**What is required**
Go through the entries below and count the lines holding the word "helyezett". Reply with only the number, please.

------------------------

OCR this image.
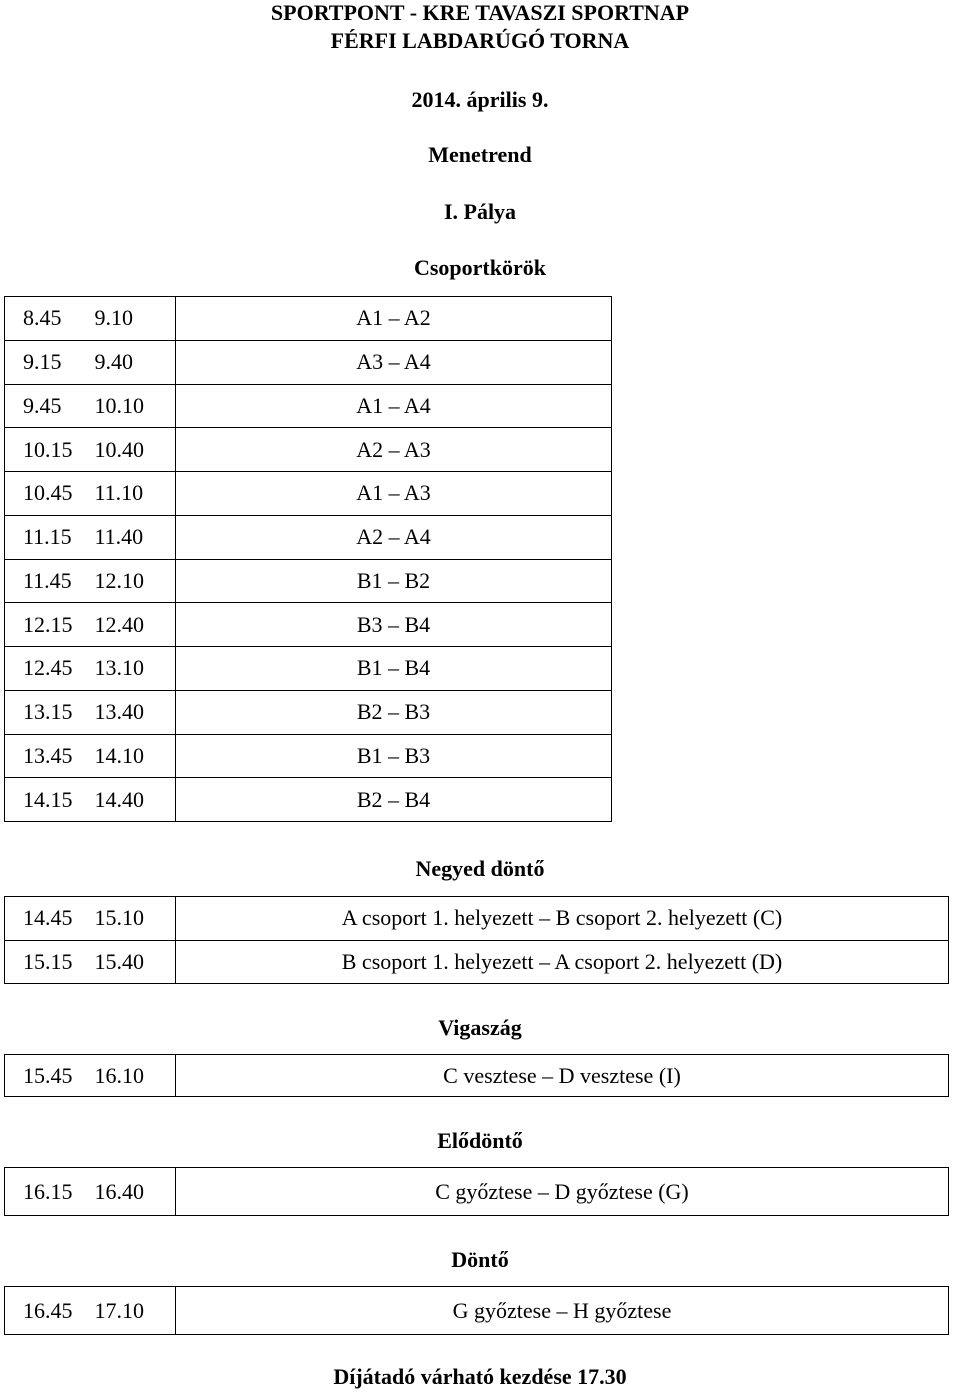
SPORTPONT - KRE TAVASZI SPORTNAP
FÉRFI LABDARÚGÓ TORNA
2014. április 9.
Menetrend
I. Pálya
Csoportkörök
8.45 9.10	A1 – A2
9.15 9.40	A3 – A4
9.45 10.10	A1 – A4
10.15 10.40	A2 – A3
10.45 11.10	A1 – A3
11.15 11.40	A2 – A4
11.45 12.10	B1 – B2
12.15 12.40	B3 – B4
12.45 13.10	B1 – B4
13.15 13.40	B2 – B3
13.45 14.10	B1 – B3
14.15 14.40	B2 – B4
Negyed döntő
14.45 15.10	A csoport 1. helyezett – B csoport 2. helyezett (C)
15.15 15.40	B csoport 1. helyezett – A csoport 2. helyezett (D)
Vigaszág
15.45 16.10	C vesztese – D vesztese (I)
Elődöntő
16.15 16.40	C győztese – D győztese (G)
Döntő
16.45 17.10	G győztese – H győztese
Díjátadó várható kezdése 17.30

------------------------

**Output**
2